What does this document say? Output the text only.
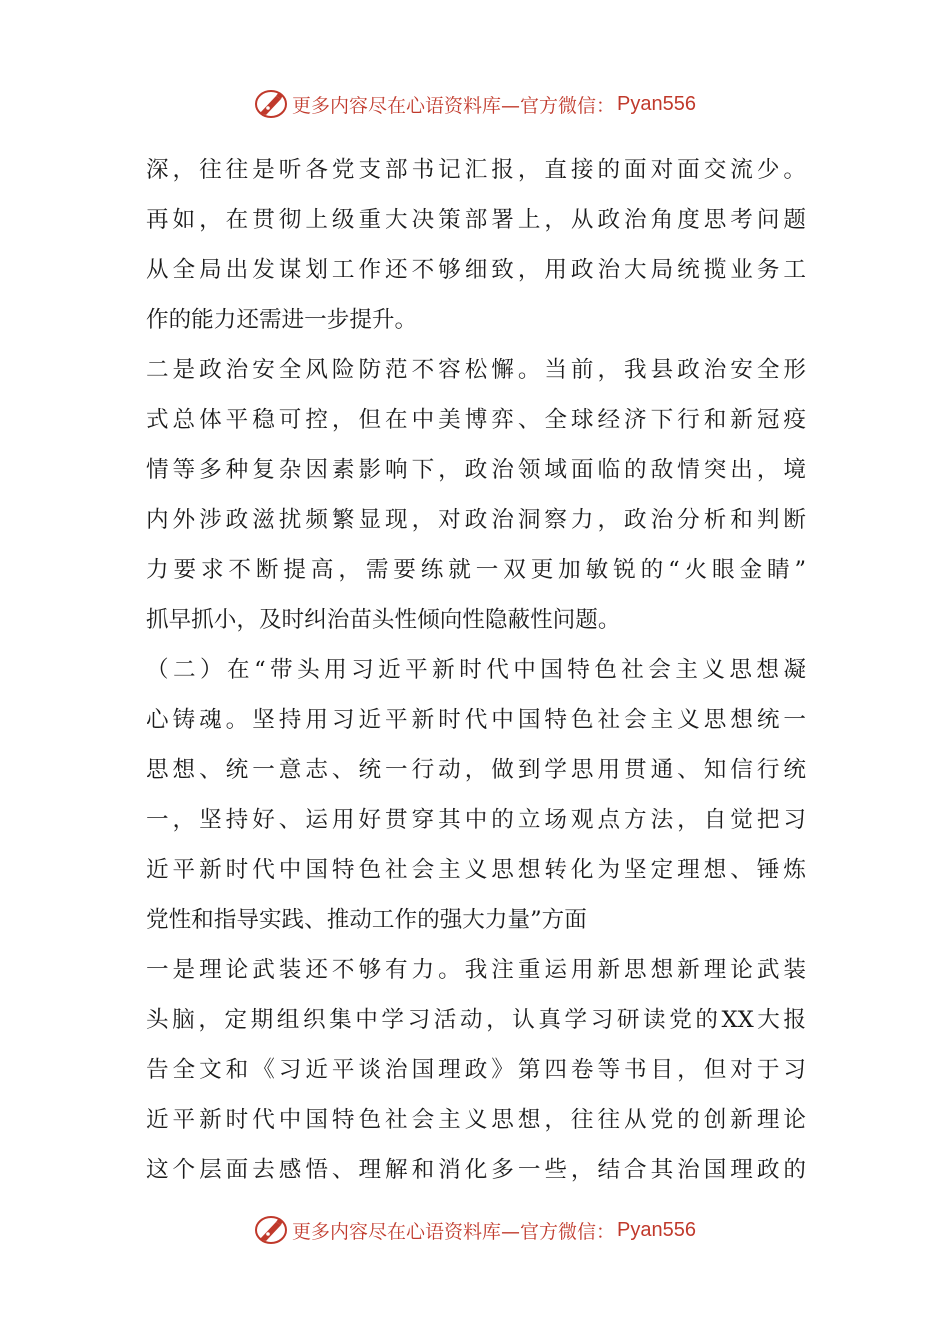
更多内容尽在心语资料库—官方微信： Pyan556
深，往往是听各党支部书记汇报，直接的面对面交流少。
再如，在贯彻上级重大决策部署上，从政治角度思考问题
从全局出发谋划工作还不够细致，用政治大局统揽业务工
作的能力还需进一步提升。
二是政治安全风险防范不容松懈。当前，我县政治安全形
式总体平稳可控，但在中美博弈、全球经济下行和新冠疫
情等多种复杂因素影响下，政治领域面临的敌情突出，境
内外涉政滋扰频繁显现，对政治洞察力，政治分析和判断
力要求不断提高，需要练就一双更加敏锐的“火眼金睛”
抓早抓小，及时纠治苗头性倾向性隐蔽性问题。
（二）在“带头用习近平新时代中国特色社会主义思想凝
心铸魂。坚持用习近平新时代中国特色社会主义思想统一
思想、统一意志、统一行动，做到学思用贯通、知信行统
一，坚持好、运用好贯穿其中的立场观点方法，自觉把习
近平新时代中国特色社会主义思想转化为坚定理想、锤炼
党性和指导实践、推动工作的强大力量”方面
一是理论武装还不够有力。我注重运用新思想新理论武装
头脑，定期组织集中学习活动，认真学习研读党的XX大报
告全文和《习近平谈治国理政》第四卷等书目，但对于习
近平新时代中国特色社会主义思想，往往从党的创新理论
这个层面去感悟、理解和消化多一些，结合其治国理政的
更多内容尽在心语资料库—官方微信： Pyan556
--------------------------------
Requirements.
Retype the records exactly. Any image in them should not appear in what you write.

Written reply.
What does this document say? Output the text only.
更多内容尽在心语资料库—官方微信： Pyan556
深，往往是听各党支部书记汇报，直接的面对面交流少。
再如，在贯彻上级重大决策部署上，从政治角度思考问题
从全局出发谋划工作还不够细致，用政治大局统揽业务工
作的能力还需进一步提升。
二是政治安全风险防范不容松懈。当前，我县政治安全形
式总体平稳可控，但在中美博弈、全球经济下行和新冠疫
情等多种复杂因素影响下，政治领域面临的敌情突出，境
内外涉政滋扰频繁显现，对政治洞察力，政治分析和判断
力要求不断提高，需要练就一双更加敏锐的“火眼金睛”
抓早抓小，及时纠治苗头性倾向性隐蔽性问题。
（二）在“带头用习近平新时代中国特色社会主义思想凝
心铸魂。坚持用习近平新时代中国特色社会主义思想统一
思想、统一意志、统一行动，做到学思用贯通、知信行统
一，坚持好、运用好贯穿其中的立场观点方法，自觉把习
近平新时代中国特色社会主义思想转化为坚定理想、锤炼
党性和指导实践、推动工作的强大力量”方面
一是理论武装还不够有力。我注重运用新思想新理论武装
头脑，定期组织集中学习活动，认真学习研读党的XX大报
告全文和《习近平谈治国理政》第四卷等书目，但对于习
近平新时代中国特色社会主义思想，往往从党的创新理论
这个层面去感悟、理解和消化多一些，结合其治国理政的
更多内容尽在心语资料库—官方微信： Pyan556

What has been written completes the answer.